─── Data provided
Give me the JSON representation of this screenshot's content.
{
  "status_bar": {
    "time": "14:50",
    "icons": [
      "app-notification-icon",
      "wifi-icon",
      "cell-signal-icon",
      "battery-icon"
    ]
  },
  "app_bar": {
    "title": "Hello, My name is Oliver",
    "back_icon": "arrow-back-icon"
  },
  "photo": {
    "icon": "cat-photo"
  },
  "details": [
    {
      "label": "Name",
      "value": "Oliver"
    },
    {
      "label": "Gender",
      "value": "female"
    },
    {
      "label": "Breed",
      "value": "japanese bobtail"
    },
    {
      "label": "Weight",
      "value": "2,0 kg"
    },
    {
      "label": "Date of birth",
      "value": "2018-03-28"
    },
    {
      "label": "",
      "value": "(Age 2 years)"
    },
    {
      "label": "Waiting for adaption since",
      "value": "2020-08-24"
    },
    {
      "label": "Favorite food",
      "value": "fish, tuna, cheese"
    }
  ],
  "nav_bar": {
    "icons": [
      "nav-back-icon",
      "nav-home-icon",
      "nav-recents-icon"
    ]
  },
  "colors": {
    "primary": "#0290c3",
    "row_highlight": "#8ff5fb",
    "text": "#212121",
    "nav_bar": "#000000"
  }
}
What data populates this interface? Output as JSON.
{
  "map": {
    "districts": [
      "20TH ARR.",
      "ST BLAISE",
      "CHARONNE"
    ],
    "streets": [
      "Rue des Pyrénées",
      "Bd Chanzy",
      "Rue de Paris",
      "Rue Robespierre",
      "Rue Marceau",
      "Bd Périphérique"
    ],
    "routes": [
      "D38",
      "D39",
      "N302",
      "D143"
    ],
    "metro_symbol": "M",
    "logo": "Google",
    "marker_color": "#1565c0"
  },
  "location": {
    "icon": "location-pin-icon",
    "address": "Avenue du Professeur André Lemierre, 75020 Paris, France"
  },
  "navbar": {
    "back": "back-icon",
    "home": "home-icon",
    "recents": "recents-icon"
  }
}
──────
Given task
Copy out the whole listing exactly.

Finished task
Give me the JSON representation of this screenshot's content.
{
  "status_bar": {
    "time": "14:50",
    "icons": [
      "app-notification-icon",
      "wifi-icon",
      "cell-signal-icon",
      "battery-icon"
    ]
  },
  "app_bar": {
    "title": "Hello, My name is Oliver",
    "back_icon": "arrow-back-icon"
  },
  "photo": {
    "icon": "cat-photo"
  },
  "details": [
    {
      "label": "Name",
      "value": "Oliver"
    },
    {
      "label": "Gender",
      "value": "female"
    },
    {
      "label": "Breed",
      "value": "japanese bobtail"
    },
    {
      "label": "Weight",
      "value": "2,0 kg"
    },
    {
      "label": "Date of birth",
      "value": "2018-03-28"
    },
    {
      "label": "",
      "value": "(Age 2 years)"
    },
    {
      "label": "Waiting for adaption since",
      "value": "2020-08-24"
    },
    {
      "label": "Favorite food",
      "value": "fish, tuna, cheese"
    }
  ],
  "nav_bar": {
    "icons": [
      "nav-back-icon",
      "nav-home-icon",
      "nav-recents-icon"
    ]
  },
  "colors": {
    "primary": "#0290c3",
    "row_highlight": "#8ff5fb",
    "text": "#212121",
    "nav_bar": "#000000"
  }
}
What data populates this interface? Output as JSON.
{
  "map": {
    "districts": [
      "20TH ARR.",
      "ST BLAISE",
      "CHARONNE"
    ],
    "streets": [
      "Rue des Pyrénées",
      "Bd Chanzy",
      "Rue de Paris",
      "Rue Robespierre",
      "Rue Marceau",
      "Bd Périphérique"
    ],
    "routes": [
      "D38",
      "D39",
      "N302",
      "D143"
    ],
    "metro_symbol": "M",
    "logo": "Google",
    "marker_color": "#1565c0"
  },
  "location": {
    "icon": "location-pin-icon",
    "address": "Avenue du Professeur André Lemierre, 75020 Paris, France"
  },
  "navbar": {
    "back": "back-icon",
    "home": "home-icon",
    "recents": "recents-icon"
  }
}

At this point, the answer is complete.